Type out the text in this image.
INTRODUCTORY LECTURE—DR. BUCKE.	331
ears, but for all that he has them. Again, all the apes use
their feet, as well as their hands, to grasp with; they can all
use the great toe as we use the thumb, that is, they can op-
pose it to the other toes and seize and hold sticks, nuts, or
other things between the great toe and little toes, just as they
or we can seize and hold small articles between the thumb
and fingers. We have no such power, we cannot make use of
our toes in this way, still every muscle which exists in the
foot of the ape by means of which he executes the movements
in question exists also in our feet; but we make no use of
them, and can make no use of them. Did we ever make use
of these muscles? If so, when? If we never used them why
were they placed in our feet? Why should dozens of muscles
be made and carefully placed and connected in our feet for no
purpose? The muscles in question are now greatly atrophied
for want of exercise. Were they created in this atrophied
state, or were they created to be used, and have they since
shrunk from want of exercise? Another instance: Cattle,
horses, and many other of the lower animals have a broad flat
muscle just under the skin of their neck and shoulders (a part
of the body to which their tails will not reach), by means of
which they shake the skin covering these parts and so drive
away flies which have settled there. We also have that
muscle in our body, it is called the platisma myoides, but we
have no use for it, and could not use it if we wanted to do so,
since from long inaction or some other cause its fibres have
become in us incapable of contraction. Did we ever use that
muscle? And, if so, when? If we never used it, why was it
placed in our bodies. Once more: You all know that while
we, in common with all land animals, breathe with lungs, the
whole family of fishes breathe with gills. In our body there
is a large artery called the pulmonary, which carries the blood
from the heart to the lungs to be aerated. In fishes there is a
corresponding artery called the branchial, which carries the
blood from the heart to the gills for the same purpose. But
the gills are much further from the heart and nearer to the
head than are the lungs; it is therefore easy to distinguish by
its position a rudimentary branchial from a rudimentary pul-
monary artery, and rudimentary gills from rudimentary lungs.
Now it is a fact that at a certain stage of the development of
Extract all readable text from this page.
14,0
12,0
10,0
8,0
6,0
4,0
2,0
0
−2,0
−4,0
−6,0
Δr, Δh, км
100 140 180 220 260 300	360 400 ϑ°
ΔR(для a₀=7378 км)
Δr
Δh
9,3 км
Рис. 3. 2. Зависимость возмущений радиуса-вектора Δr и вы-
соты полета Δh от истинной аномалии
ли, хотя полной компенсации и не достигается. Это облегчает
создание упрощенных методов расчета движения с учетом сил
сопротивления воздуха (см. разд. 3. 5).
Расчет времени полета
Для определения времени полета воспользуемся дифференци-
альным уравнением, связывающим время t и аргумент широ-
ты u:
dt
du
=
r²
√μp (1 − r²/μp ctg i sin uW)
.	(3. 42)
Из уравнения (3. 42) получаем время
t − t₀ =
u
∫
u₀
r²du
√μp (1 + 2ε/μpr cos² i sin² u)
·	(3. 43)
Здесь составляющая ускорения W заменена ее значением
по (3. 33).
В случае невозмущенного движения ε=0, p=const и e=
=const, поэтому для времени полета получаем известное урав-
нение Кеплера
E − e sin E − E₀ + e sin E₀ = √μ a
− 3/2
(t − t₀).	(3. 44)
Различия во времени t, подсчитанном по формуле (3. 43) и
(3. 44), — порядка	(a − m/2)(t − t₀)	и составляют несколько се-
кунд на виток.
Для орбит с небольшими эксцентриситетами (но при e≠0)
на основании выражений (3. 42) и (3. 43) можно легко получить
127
++++++++++++++++++++
Tally how many lines of the material contain the word "means". The answer must be the number and nothing else.

__TASK RESULT__.
2